— begin Material for the task —
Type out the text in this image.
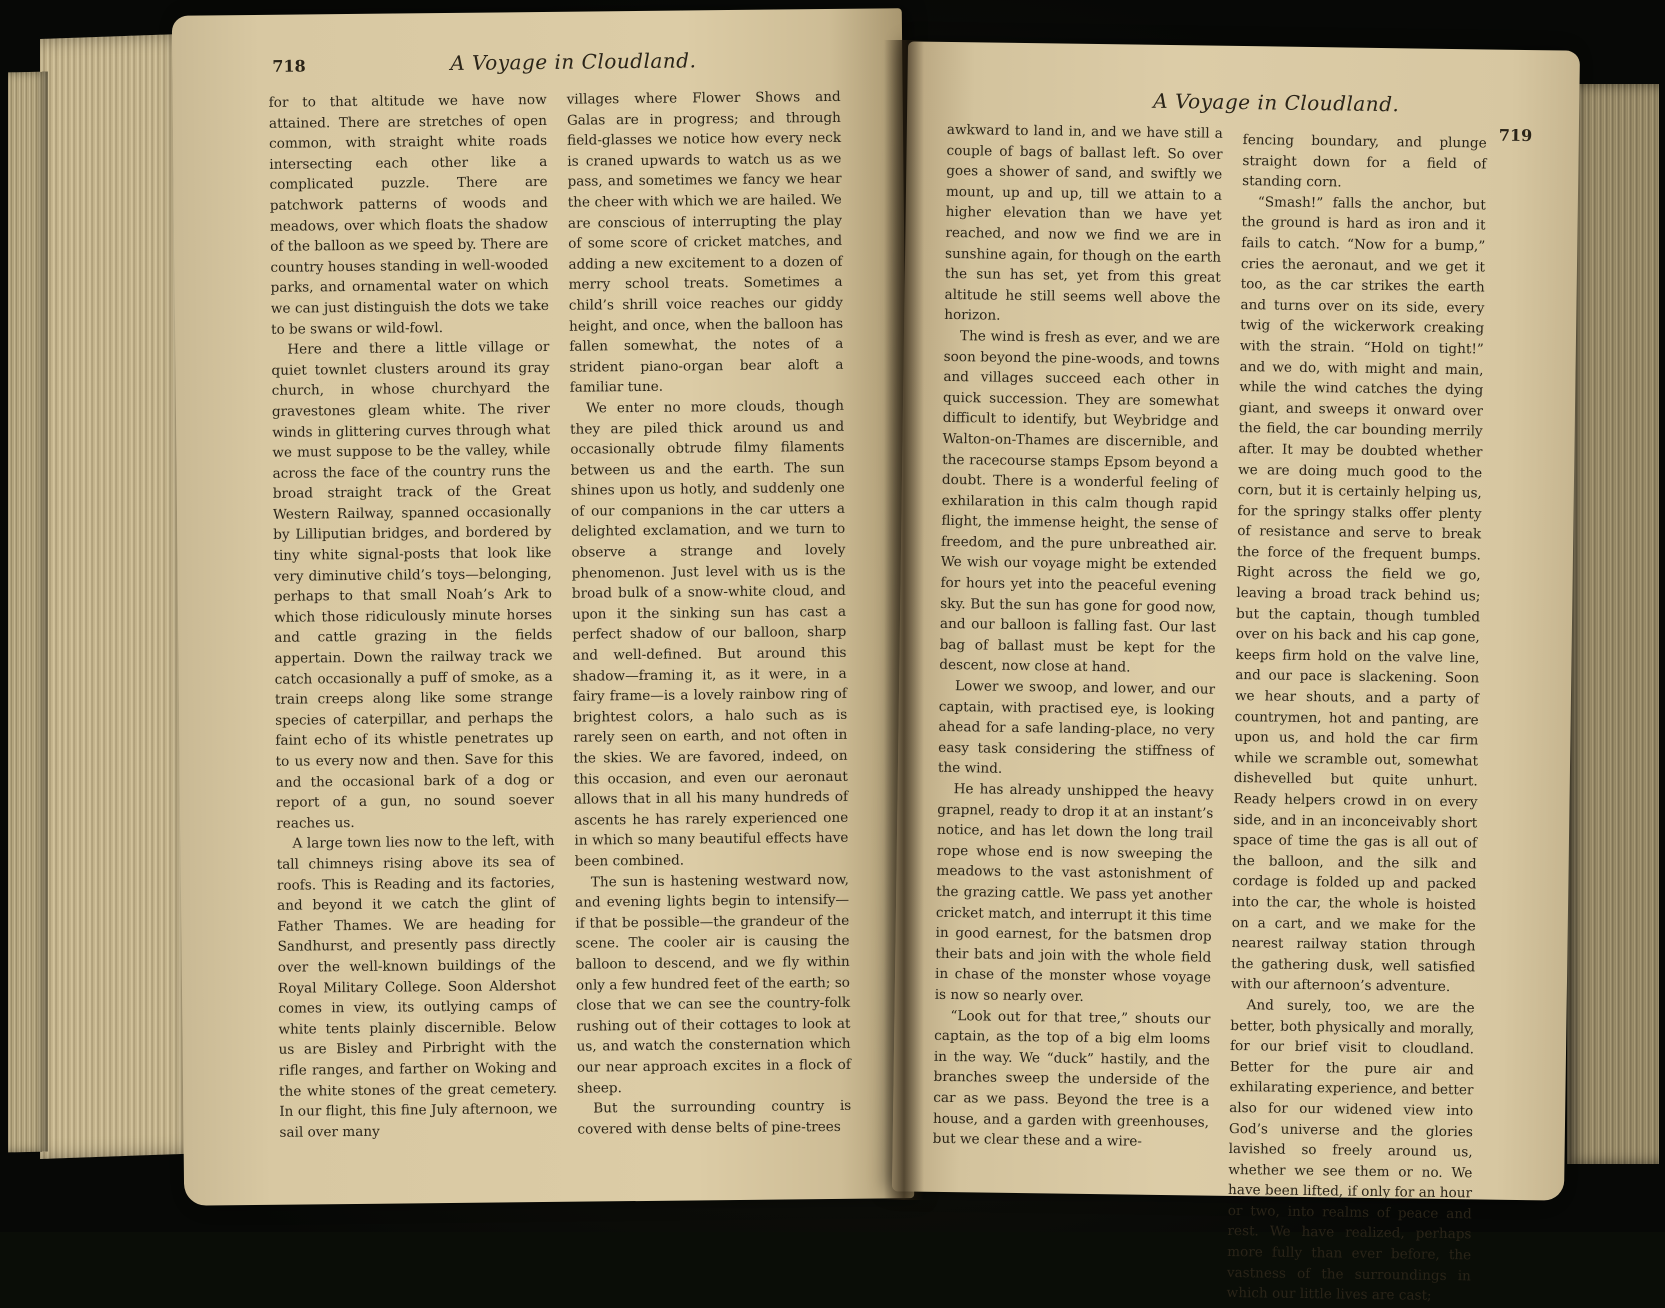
718	A Voyage in Cloudland.

for to that altitude we have now attained. There are stretches of open common, with straight white roads intersecting each other like a complicated puzzle. There are patchwork patterns of woods and meadows, over which floats the shadow of the balloon as we speed by. There are country houses standing in well-wooded parks, and ornamental water on which we can just distinguish the dots we take to be swans or wild-fowl.

Here and there a little village or quiet townlet clusters around its gray church, in whose churchyard the gravestones gleam white. The river winds in glittering curves through what we must suppose to be the valley, while across the face of the country runs the broad straight track of the Great Western Railway, spanned occasionally by Lilliputian bridges, and bordered by tiny white signal-posts that look like very diminutive child’s toys—belonging, perhaps to that small Noah’s Ark to which those ridiculously minute horses and cattle grazing in the fields appertain. Down the railway track we catch occasionally a puff of smoke, as a train creeps along like some strange species of caterpillar, and perhaps the faint echo of its whistle penetrates up to us every now and then. Save for this and the occasional bark of a dog or report of a gun, no sound soever reaches us.

A large town lies now to the left, with tall chimneys rising above its sea of roofs. This is Reading and its factories, and beyond it we catch the glint of Father Thames. We are heading for Sandhurst, and presently pass directly over the well-known buildings of the Royal Military College. Soon Aldershot comes in view, its outlying camps of white tents plainly discernible. Below us are Bisley and Pirbright with the rifle ranges, and farther on Woking and the white stones of the great cemetery. In our flight, this fine July afternoon, we sail over many

villages where Flower Shows and Galas are in progress; and through field-glasses we notice how every neck is craned upwards to watch us as we pass, and sometimes we fancy we hear the cheer with which we are hailed. We are conscious of interrupting the play of some score of cricket matches, and adding a new excitement to a dozen of merry school treats. Sometimes a child’s shrill voice reaches our giddy height, and once, when the balloon has fallen somewhat, the notes of a strident piano-organ bear aloft a familiar tune.

We enter no more clouds, though they are piled thick around us and occasionally obtrude filmy filaments between us and the earth. The sun shines upon us hotly, and suddenly one of our companions in the car utters a delighted exclamation, and we turn to observe a strange and lovely phenomenon. Just level with us is the broad bulk of a snow-white cloud, and upon it the sinking sun has cast a perfect shadow of our balloon, sharp and well-defined. But around this shadow—framing it, as it were, in a fairy frame—is a lovely rainbow ring of brightest colors, a halo such as is rarely seen on earth, and not often in the skies. We are favored, indeed, on this occasion, and even our aeronaut allows that in all his many hundreds of ascents he has rarely experienced one in which so many beautiful effects have been combined.

The sun is hastening westward now, and evening lights begin to intensify—if that be possible—the grandeur of the scene. The cooler air is causing the balloon to descend, and we fly within only a few hundred feet of the earth; so close that we can see the country-folk rushing out of their cottages to look at us, and watch the consternation which our near approach excites in a flock of sheep.

But the surrounding country is covered with dense belts of pine-trees

A Voyage in Cloudland.
719

awkward to land in, and we have still a couple of bags of ballast left. So over goes a shower of sand, and swiftly we mount, up and up, till we attain to a higher elevation than we have yet reached, and now we find we are in sunshine again, for though on the earth the sun has set, yet from this great altitude he still seems well above the horizon.

The wind is fresh as ever, and we are soon beyond the pine-woods, and towns and villages succeed each other in quick succession. They are somewhat difficult to identify, but Weybridge and Walton-on-Thames are discernible, and the racecourse stamps Epsom beyond a doubt. There is a wonderful feeling of exhilaration in this calm though rapid flight, the immense height, the sense of freedom, and the pure unbreathed air. We wish our voyage might be extended for hours yet into the peaceful evening sky. But the sun has gone for good now, and our balloon is falling fast. Our last bag of ballast must be kept for the descent, now close at hand.

Lower we swoop, and lower, and our captain, with practised eye, is looking ahead for a safe landing-place, no very easy task considering the stiffness of the wind.

He has already unshipped the heavy grapnel, ready to drop it at an instant’s notice, and has let down the long trail rope whose end is now sweeping the meadows to the vast astonishment of the grazing cattle. We pass yet another cricket match, and interrupt it this time in good earnest, for the batsmen drop their bats and join with the whole field in chase of the monster whose voyage is now so nearly over.

“Look out for that tree,” shouts our captain, as the top of a big elm looms in the way. We “duck” hastily, and the branches sweep the underside of the car as we pass. Beyond the tree is a house, and a garden with greenhouses, but we clear these and a wire-

fencing boundary, and plunge straight down for a field of standing corn.

“Smash!” falls the anchor, but the ground is hard as iron and it fails to catch. “Now for a bump,” cries the aeronaut, and we get it too, as the car strikes the earth and turns over on its side, every twig of the wickerwork creaking with the strain. “Hold on tight!” and we do, with might and main, while the wind catches the dying giant, and sweeps it onward over the field, the car bounding merrily after. It may be doubted whether we are doing much good to the corn, but it is certainly helping us, for the springy stalks offer plenty of resistance and serve to break the force of the frequent bumps. Right across the field we go, leaving a broad track behind us; but the captain, though tumbled over on his back and his cap gone, keeps firm hold on the valve line, and our pace is slackening. Soon we hear shouts, and a party of countrymen, hot and panting, are upon us, and hold the car firm while we scramble out, somewhat dishevelled but quite unhurt. Ready helpers crowd in on every side, and in an inconceivably short space of time the gas is all out of the balloon, and the silk and cordage is folded up and packed into the car, the whole is hoisted on a cart, and we make for the nearest railway station through the gathering dusk, well satisfied with our afternoon’s adventure.

And surely, too, we are the better, both physically and morally, for our brief visit to cloudland. Better for the pure air and exhilarating experience, and better also for our widened view into God’s universe and the glories lavished so freely around us, whether we see them or no. We have been lifted, if only for an hour or two, into realms of peace and rest. We have realized, perhaps more fully than ever before, the vastness of the surroundings in which our little lives are cast;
— end Material for the task —
◆ **Goal**
Write out every entry again word for word, without any of the pictures.

◆ **Output**
Type out the text in this image.
718	A Voyage in Cloudland.

for to that altitude we have now attained. There are stretches of open common, with straight white roads intersecting each other like a complicated puzzle. There are patchwork patterns of woods and meadows, over which floats the shadow of the balloon as we speed by. There are country houses standing in well-wooded parks, and ornamental water on which we can just distinguish the dots we take to be swans or wild-fowl.

Here and there a little village or quiet townlet clusters around its gray church, in whose churchyard the gravestones gleam white. The river winds in glittering curves through what we must suppose to be the valley, while across the face of the country runs the broad straight track of the Great Western Railway, spanned occasionally by Lilliputian bridges, and bordered by tiny white signal-posts that look like very diminutive child’s toys—belonging, perhaps to that small Noah’s Ark to which those ridiculously minute horses and cattle grazing in the fields appertain. Down the railway track we catch occasionally a puff of smoke, as a train creeps along like some strange species of caterpillar, and perhaps the faint echo of its whistle penetrates up to us every now and then. Save for this and the occasional bark of a dog or report of a gun, no sound soever reaches us.

A large town lies now to the left, with tall chimneys rising above its sea of roofs. This is Reading and its factories, and beyond it we catch the glint of Father Thames. We are heading for Sandhurst, and presently pass directly over the well-known buildings of the Royal Military College. Soon Aldershot comes in view, its outlying camps of white tents plainly discernible. Below us are Bisley and Pirbright with the rifle ranges, and farther on Woking and the white stones of the great cemetery. In our flight, this fine July afternoon, we sail over many

villages where Flower Shows and Galas are in progress; and through field-glasses we notice how every neck is craned upwards to watch us as we pass, and sometimes we fancy we hear the cheer with which we are hailed. We are conscious of interrupting the play of some score of cricket matches, and adding a new excitement to a dozen of merry school treats. Sometimes a child’s shrill voice reaches our giddy height, and once, when the balloon has fallen somewhat, the notes of a strident piano-organ bear aloft a familiar tune.

We enter no more clouds, though they are piled thick around us and occasionally obtrude filmy filaments between us and the earth. The sun shines upon us hotly, and suddenly one of our companions in the car utters a delighted exclamation, and we turn to observe a strange and lovely phenomenon. Just level with us is the broad bulk of a snow-white cloud, and upon it the sinking sun has cast a perfect shadow of our balloon, sharp and well-defined. But around this shadow—framing it, as it were, in a fairy frame—is a lovely rainbow ring of brightest colors, a halo such as is rarely seen on earth, and not often in the skies. We are favored, indeed, on this occasion, and even our aeronaut allows that in all his many hundreds of ascents he has rarely experienced one in which so many beautiful effects have been combined.

The sun is hastening westward now, and evening lights begin to intensify—if that be possible—the grandeur of the scene. The cooler air is causing the balloon to descend, and we fly within only a few hundred feet of the earth; so close that we can see the country-folk rushing out of their cottages to look at us, and watch the consternation which our near approach excites in a flock of sheep.

But the surrounding country is covered with dense belts of pine-trees

A Voyage in Cloudland.
719

awkward to land in, and we have still a couple of bags of ballast left. So over goes a shower of sand, and swiftly we mount, up and up, till we attain to a higher elevation than we have yet reached, and now we find we are in sunshine again, for though on the earth the sun has set, yet from this great altitude he still seems well above the horizon.

The wind is fresh as ever, and we are soon beyond the pine-woods, and towns and villages succeed each other in quick succession. They are somewhat difficult to identify, but Weybridge and Walton-on-Thames are discernible, and the racecourse stamps Epsom beyond a doubt. There is a wonderful feeling of exhilaration in this calm though rapid flight, the immense height, the sense of freedom, and the pure unbreathed air. We wish our voyage might be extended for hours yet into the peaceful evening sky. But the sun has gone for good now, and our balloon is falling fast. Our last bag of ballast must be kept for the descent, now close at hand.

Lower we swoop, and lower, and our captain, with practised eye, is looking ahead for a safe landing-place, no very easy task considering the stiffness of the wind.

He has already unshipped the heavy grapnel, ready to drop it at an instant’s notice, and has let down the long trail rope whose end is now sweeping the meadows to the vast astonishment of the grazing cattle. We pass yet another cricket match, and interrupt it this time in good earnest, for the batsmen drop their bats and join with the whole field in chase of the monster whose voyage is now so nearly over.

“Look out for that tree,” shouts our captain, as the top of a big elm looms in the way. We “duck” hastily, and the branches sweep the underside of the car as we pass. Beyond the tree is a house, and a garden with greenhouses, but we clear these and a wire-

fencing boundary, and plunge straight down for a field of standing corn.

“Smash!” falls the anchor, but the ground is hard as iron and it fails to catch. “Now for a bump,” cries the aeronaut, and we get it too, as the car strikes the earth and turns over on its side, every twig of the wickerwork creaking with the strain. “Hold on tight!” and we do, with might and main, while the wind catches the dying giant, and sweeps it onward over the field, the car bounding merrily after. It may be doubted whether we are doing much good to the corn, but it is certainly helping us, for the springy stalks offer plenty of resistance and serve to break the force of the frequent bumps. Right across the field we go, leaving a broad track behind us; but the captain, though tumbled over on his back and his cap gone, keeps firm hold on the valve line, and our pace is slackening. Soon we hear shouts, and a party of countrymen, hot and panting, are upon us, and hold the car firm while we scramble out, somewhat dishevelled but quite unhurt. Ready helpers crowd in on every side, and in an inconceivably short space of time the gas is all out of the balloon, and the silk and cordage is folded up and packed into the car, the whole is hoisted on a cart, and we make for the nearest railway station through the gathering dusk, well satisfied with our afternoon’s adventure.

And surely, too, we are the better, both physically and morally, for our brief visit to cloudland. Better for the pure air and exhilarating experience, and better also for our widened view into God’s universe and the glories lavished so freely around us, whether we see them or no. We have been lifted, if only for an hour or two, into realms of peace and rest. We have realized, perhaps more fully than ever before, the vastness of the surroundings in which our little lives are cast;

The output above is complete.